__Material for the task__:
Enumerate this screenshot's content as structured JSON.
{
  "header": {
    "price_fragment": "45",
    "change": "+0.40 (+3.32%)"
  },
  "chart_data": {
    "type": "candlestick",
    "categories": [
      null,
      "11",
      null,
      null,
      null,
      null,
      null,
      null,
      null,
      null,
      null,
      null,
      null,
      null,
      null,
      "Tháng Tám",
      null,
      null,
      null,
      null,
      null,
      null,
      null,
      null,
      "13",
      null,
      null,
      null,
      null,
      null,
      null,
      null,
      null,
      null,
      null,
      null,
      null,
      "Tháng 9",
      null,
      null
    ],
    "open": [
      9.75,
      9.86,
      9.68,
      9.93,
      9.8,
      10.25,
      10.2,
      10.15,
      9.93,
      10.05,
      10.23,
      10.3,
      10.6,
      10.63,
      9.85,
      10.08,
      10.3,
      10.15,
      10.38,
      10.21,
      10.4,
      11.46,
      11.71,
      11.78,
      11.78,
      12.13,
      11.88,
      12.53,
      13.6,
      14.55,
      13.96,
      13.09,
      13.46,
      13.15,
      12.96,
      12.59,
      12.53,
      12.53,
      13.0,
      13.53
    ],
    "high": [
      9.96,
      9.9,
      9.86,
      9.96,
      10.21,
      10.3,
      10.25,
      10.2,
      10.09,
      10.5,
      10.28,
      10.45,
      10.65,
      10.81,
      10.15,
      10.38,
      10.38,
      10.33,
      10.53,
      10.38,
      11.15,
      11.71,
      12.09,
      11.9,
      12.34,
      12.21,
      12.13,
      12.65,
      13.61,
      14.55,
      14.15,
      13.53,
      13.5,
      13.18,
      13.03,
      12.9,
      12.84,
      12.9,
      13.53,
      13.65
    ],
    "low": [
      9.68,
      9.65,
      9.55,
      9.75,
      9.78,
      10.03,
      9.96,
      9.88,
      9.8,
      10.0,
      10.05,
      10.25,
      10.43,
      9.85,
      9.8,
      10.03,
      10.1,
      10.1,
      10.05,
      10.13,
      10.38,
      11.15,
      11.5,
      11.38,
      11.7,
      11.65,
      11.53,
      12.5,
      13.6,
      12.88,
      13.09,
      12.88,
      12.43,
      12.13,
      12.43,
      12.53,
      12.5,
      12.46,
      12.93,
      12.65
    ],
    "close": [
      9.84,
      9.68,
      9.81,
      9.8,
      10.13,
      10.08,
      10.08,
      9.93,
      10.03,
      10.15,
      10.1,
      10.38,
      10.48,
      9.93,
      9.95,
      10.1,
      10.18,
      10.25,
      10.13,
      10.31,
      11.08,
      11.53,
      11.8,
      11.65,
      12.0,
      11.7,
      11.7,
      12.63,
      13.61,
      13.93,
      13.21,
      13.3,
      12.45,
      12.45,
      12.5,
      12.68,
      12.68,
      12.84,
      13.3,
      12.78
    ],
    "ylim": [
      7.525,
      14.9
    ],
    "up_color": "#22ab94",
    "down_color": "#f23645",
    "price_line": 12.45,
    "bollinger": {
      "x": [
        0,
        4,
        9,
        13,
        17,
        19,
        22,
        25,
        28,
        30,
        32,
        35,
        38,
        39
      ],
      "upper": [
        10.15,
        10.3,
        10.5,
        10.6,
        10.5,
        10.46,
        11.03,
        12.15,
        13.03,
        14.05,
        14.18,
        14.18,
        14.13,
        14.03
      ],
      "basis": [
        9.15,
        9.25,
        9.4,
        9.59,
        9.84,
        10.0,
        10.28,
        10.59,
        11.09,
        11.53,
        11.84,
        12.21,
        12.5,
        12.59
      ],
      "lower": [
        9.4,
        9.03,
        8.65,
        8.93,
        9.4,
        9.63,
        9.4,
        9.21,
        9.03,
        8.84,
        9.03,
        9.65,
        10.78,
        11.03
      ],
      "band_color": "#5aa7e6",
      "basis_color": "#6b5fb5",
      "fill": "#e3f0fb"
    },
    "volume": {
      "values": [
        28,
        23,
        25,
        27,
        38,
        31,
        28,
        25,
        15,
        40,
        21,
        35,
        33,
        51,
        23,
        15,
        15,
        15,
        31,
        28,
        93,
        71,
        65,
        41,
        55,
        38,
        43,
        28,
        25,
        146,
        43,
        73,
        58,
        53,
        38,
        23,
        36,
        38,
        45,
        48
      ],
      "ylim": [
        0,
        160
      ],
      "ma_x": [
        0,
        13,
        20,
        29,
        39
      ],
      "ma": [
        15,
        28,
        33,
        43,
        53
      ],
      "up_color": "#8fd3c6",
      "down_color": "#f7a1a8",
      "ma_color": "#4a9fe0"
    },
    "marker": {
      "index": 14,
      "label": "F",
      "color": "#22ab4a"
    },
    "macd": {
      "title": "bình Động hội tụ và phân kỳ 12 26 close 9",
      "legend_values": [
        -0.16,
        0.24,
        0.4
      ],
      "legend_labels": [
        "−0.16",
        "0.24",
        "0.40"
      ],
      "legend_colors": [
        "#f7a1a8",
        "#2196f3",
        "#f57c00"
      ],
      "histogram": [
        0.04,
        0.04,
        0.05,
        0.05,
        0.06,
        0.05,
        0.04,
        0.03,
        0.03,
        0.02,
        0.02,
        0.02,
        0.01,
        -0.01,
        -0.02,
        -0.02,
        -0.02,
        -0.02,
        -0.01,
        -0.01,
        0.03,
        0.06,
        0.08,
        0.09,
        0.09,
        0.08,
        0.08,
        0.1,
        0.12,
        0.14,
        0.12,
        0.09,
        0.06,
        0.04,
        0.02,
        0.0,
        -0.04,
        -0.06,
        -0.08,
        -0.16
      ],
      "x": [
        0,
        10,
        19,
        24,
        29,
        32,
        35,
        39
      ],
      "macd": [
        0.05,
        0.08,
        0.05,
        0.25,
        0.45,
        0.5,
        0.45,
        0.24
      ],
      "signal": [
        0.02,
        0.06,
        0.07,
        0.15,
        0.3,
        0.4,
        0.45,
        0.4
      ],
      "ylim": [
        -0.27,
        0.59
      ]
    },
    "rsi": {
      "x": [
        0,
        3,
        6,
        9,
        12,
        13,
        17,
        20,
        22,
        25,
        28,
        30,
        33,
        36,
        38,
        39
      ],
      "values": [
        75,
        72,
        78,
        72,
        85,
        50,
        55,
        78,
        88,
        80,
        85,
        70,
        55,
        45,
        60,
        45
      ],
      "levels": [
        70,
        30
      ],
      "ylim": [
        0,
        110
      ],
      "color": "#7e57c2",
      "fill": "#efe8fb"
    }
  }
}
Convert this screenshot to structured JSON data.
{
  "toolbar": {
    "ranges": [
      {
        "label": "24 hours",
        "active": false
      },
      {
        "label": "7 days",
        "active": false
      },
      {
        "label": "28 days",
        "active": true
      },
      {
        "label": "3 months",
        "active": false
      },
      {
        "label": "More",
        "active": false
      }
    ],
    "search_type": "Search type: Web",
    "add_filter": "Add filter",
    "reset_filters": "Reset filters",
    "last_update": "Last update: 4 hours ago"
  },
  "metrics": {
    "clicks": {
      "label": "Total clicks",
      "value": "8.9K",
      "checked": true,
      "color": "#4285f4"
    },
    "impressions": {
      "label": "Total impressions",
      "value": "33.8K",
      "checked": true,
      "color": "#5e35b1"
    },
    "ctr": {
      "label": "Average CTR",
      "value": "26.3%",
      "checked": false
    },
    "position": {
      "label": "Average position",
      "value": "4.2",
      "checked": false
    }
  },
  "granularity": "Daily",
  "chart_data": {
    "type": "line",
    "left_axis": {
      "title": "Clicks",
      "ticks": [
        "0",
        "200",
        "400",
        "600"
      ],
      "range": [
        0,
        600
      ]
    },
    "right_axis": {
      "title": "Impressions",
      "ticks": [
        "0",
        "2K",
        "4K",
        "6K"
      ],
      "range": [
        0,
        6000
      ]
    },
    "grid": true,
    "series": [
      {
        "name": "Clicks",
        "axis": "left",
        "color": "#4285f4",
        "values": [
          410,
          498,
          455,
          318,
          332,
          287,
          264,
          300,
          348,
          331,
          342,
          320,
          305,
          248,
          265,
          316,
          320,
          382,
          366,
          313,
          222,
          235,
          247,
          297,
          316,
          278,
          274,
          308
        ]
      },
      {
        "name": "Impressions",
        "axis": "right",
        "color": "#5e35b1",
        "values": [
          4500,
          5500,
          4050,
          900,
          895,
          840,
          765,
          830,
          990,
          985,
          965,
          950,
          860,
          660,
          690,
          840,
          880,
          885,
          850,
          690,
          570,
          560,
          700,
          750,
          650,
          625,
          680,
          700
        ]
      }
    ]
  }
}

__Task to complete__:
Pick every line with "screenshot" in it and copy it.

__Solved exercise__:
Enumerate this screenshot's content as structured JSON.
Convert this screenshot to structured JSON data.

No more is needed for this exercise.